YOUR TASK
Below is a listing to transcribe in full and exactly; keep the pictures out.
:: ENTRIES ::
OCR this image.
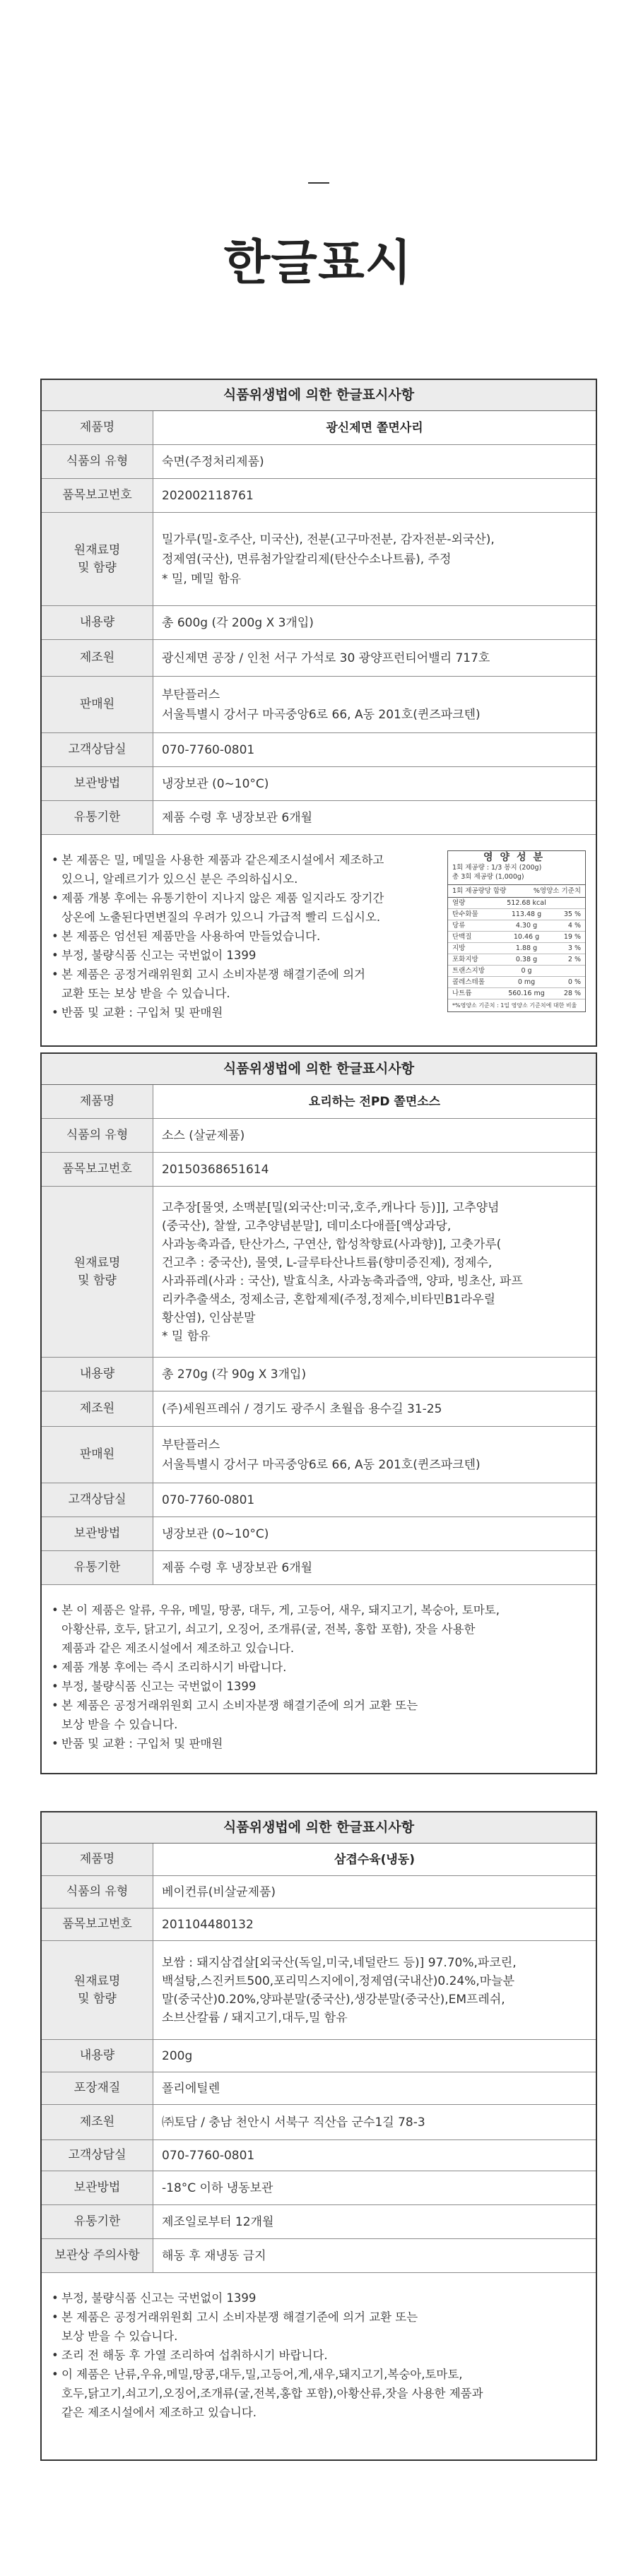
한글표시
식품위생법에 의한 한글표시사항
제품명	광신제면 쫄면사리
식품의 유형	숙면(주정처리제품)
품목보고번호	202002118761
원재료명
및 함량
밀가루(밀-호주산, 미국산), 전분(고구마전분, 감자전분-외국산),
정제염(국산), 면류첨가알칼리제(탄산수소나트륨), 주정
* 밀, 메밀 함유
내용량	총 600g (각 200g X 3개입)
제조원	광신제면 공장 / 인천 서구 가석로 30 광양프런티어밸리 717호
판매원
부탄플러스
서울특별시 강서구 마곡중앙6로 66, A동 201호(퀸즈파크텐)
고객상담실	070-7760-0801
보관방법	냉장보관 (0~10°C)
유통기한	제품 수령 후 냉장보관 6개월
• 본 제품은 밀, 메밀을 사용한 제품과 같은제조시설에서 제조하고
있으니, 알레르기가 있으신 분은 주의하십시오.
• 제품 개봉 후에는 유통기한이 지나지 않은 제품 일지라도 장기간
상온에 노출된다면변질의 우려가 있으니 가급적 빨리 드십시오.
• 본 제품은 엄선된 제품만을 사용하여 만들었습니다.
• 부정, 불량식품 신고는 국번없이 1399
• 본 제품은 공정거래위원회 고시 소비자분쟁 해결기준에 의거
교환 또는 보상 받을 수 있습니다.
• 반품 및 교환 : 구입처 및 판매원
영양성분
1회 제공량 : 1/3 봉지 (200g)
총 3회 제공량 (1,000g)
1회 제공량당 함량	%영양소 기준치
열량	512.68 kcal
탄수화물	113.48 g	35 %
당류	4.30 g	4 %
단백질	10.46 g	19 %
지방	1.88 g	3 %
포화지방	0.38 g	2 %
트랜스지방	0 g
콜레스테롤	0 mg	0 %
나트륨	560.16 mg	28 %
*%영양소 기준치 : 1일 영양소 기준치에 대한 비율
식품위생법에 의한 한글표시사항
제품명	요리하는 전PD 쫄면소스
식품의 유형	소스 (살균제품)
품목보고번호	20150368651614
원재료명
및 함량
고추장[물엿, 소맥분[밀(외국산:미국,호주,캐나다 등)]], 고추양념
(중국산), 찰쌀, 고추양념분말], 데미소다애플[액상과당,
사과농축과즙, 탄산가스, 구연산, 합성착향료(사과향)], 고춧가루(
건고추 : 중국산), 물엿, L-글루타산나트륨(향미증진제), 정제수,
사과퓨레(사과 : 국산), 발효식초, 사과농축과즙액, 양파, 빙초산, 파프
리카추출색소, 정제소금, 혼합제제(주정,정제수,비타민B1라우릴
황산염), 인삼분말
* 밀 함유
내용량	총 270g (각 90g X 3개입)
제조원	(주)세원프레쉬 / 경기도 광주시 초월읍 용수길 31-25
판매원
부탄플러스
서울특별시 강서구 마곡중앙6로 66, A동 201호(퀸즈파크텐)
고객상담실	070-7760-0801
보관방법	냉장보관 (0~10°C)
유통기한	제품 수령 후 냉장보관 6개월
• 본 이 제품은 알류, 우유, 메밀, 땅콩, 대두, 게, 고등어, 새우, 돼지고기, 복숭아, 토마토,
아황산류, 호두, 닭고기, 쇠고기, 오징어, 조개류(굴, 전복, 홍합 포함), 잣을 사용한
제품과 같은 제조시설에서 제조하고 있습니다.
• 제품 개봉 후에는 즉시 조리하시기 바랍니다.
• 부정, 불량식품 신고는 국번없이 1399
• 본 제품은 공정거래위원회 고시 소비자분쟁 해결기준에 의거 교환 또는
보상 받을 수 있습니다.
• 반품 및 교환 : 구입처 및 판매원
식품위생법에 의한 한글표시사항
제품명	삼겹수육(냉동)
식품의 유형	베이컨류(비살균제품)
품목보고번호	201104480132
원재료명
및 함량
보쌈 : 돼지삼겹살[외국산(독일,미국,네덜란드 등)] 97.70%,파코린,
백설탕,스진커트500,포리믹스지에이,정제염(국내산)0.24%,마늘분
말(중국산)0.20%,양파분말(중국산),생강분말(중국산),EM프레쉬,
소브산칼륨 / 돼지고기,대두,밀 함유
내용량	200g
포장재질	폴리에틸렌
제조원	㈜토담 / 충남 천안시 서북구 직산읍 군수1길 78-3
고객상담실	070-7760-0801
보관방법	-18°C 이하 냉동보관
유통기한	제조일로부터 12개월
보관상 주의사항	해동 후 재냉동 금지
• 부정, 불량식품 신고는 국번없이 1399
• 본 제품은 공정거래위원회 고시 소비자분쟁 해결기준에 의거 교환 또는
보상 받을 수 있습니다.
• 조리 전 해동 후 가열 조리하여 섭취하시기 바랍니다.
• 이 제품은 난류,우유,메밀,땅콩,대두,밀,고등어,게,새우,돼지고기,복숭아,토마토,
호두,닭고기,쇠고기,오징어,조개류(굴,전복,홍합 포함),아황산류,잣을 사용한 제품과
같은 제조시설에서 제조하고 있습니다.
:::
OUTPUT OF THE EXERCISE
OCR this image.
한글표시
식품위생법에 의한 한글표시사항
제품명	광신제면 쫄면사리
식품의 유형	숙면(주정처리제품)
품목보고번호	202002118761
원재료명
및 함량
밀가루(밀-호주산, 미국산), 전분(고구마전분, 감자전분-외국산),
정제염(국산), 면류첨가알칼리제(탄산수소나트륨), 주정
* 밀, 메밀 함유
내용량	총 600g (각 200g X 3개입)
제조원	광신제면 공장 / 인천 서구 가석로 30 광양프런티어밸리 717호
판매원
부탄플러스
서울특별시 강서구 마곡중앙6로 66, A동 201호(퀸즈파크텐)
고객상담실	070-7760-0801
보관방법	냉장보관 (0~10°C)
유통기한	제품 수령 후 냉장보관 6개월
• 본 제품은 밀, 메밀을 사용한 제품과 같은제조시설에서 제조하고
있으니, 알레르기가 있으신 분은 주의하십시오.
• 제품 개봉 후에는 유통기한이 지나지 않은 제품 일지라도 장기간
상온에 노출된다면변질의 우려가 있으니 가급적 빨리 드십시오.
• 본 제품은 엄선된 제품만을 사용하여 만들었습니다.
• 부정, 불량식품 신고는 국번없이 1399
• 본 제품은 공정거래위원회 고시 소비자분쟁 해결기준에 의거
교환 또는 보상 받을 수 있습니다.
• 반품 및 교환 : 구입처 및 판매원
영양성분
1회 제공량 : 1/3 봉지 (200g)
총 3회 제공량 (1,000g)
1회 제공량당 함량	%영양소 기준치
열량	512.68 kcal
탄수화물	113.48 g	35 %
당류	4.30 g	4 %
단백질	10.46 g	19 %
지방	1.88 g	3 %
포화지방	0.38 g	2 %
트랜스지방	0 g
콜레스테롤	0 mg	0 %
나트륨	560.16 mg	28 %
*%영양소 기준치 : 1일 영양소 기준치에 대한 비율
식품위생법에 의한 한글표시사항
제품명	요리하는 전PD 쫄면소스
식품의 유형	소스 (살균제품)
품목보고번호	20150368651614
원재료명
및 함량
고추장[물엿, 소맥분[밀(외국산:미국,호주,캐나다 등)]], 고추양념
(중국산), 찰쌀, 고추양념분말], 데미소다애플[액상과당,
사과농축과즙, 탄산가스, 구연산, 합성착향료(사과향)], 고춧가루(
건고추 : 중국산), 물엿, L-글루타산나트륨(향미증진제), 정제수,
사과퓨레(사과 : 국산), 발효식초, 사과농축과즙액, 양파, 빙초산, 파프
리카추출색소, 정제소금, 혼합제제(주정,정제수,비타민B1라우릴
황산염), 인삼분말
* 밀 함유
내용량	총 270g (각 90g X 3개입)
제조원	(주)세원프레쉬 / 경기도 광주시 초월읍 용수길 31-25
판매원
부탄플러스
서울특별시 강서구 마곡중앙6로 66, A동 201호(퀸즈파크텐)
고객상담실	070-7760-0801
보관방법	냉장보관 (0~10°C)
유통기한	제품 수령 후 냉장보관 6개월
• 본 이 제품은 알류, 우유, 메밀, 땅콩, 대두, 게, 고등어, 새우, 돼지고기, 복숭아, 토마토,
아황산류, 호두, 닭고기, 쇠고기, 오징어, 조개류(굴, 전복, 홍합 포함), 잣을 사용한
제품과 같은 제조시설에서 제조하고 있습니다.
• 제품 개봉 후에는 즉시 조리하시기 바랍니다.
• 부정, 불량식품 신고는 국번없이 1399
• 본 제품은 공정거래위원회 고시 소비자분쟁 해결기준에 의거 교환 또는
보상 받을 수 있습니다.
• 반품 및 교환 : 구입처 및 판매원
식품위생법에 의한 한글표시사항
제품명	삼겹수육(냉동)
식품의 유형	베이컨류(비살균제품)
품목보고번호	201104480132
원재료명
및 함량
보쌈 : 돼지삼겹살[외국산(독일,미국,네덜란드 등)] 97.70%,파코린,
백설탕,스진커트500,포리믹스지에이,정제염(국내산)0.24%,마늘분
말(중국산)0.20%,양파분말(중국산),생강분말(중국산),EM프레쉬,
소브산칼륨 / 돼지고기,대두,밀 함유
내용량	200g
포장재질	폴리에틸렌
제조원	㈜토담 / 충남 천안시 서북구 직산읍 군수1길 78-3
고객상담실	070-7760-0801
보관방법	-18°C 이하 냉동보관
유통기한	제조일로부터 12개월
보관상 주의사항	해동 후 재냉동 금지
• 부정, 불량식품 신고는 국번없이 1399
• 본 제품은 공정거래위원회 고시 소비자분쟁 해결기준에 의거 교환 또는
보상 받을 수 있습니다.
• 조리 전 해동 후 가열 조리하여 섭취하시기 바랍니다.
• 이 제품은 난류,우유,메밀,땅콩,대두,밀,고등어,게,새우,돼지고기,복숭아,토마토,
호두,닭고기,쇠고기,오징어,조개류(굴,전복,홍합 포함),아황산류,잣을 사용한 제품과
같은 제조시설에서 제조하고 있습니다.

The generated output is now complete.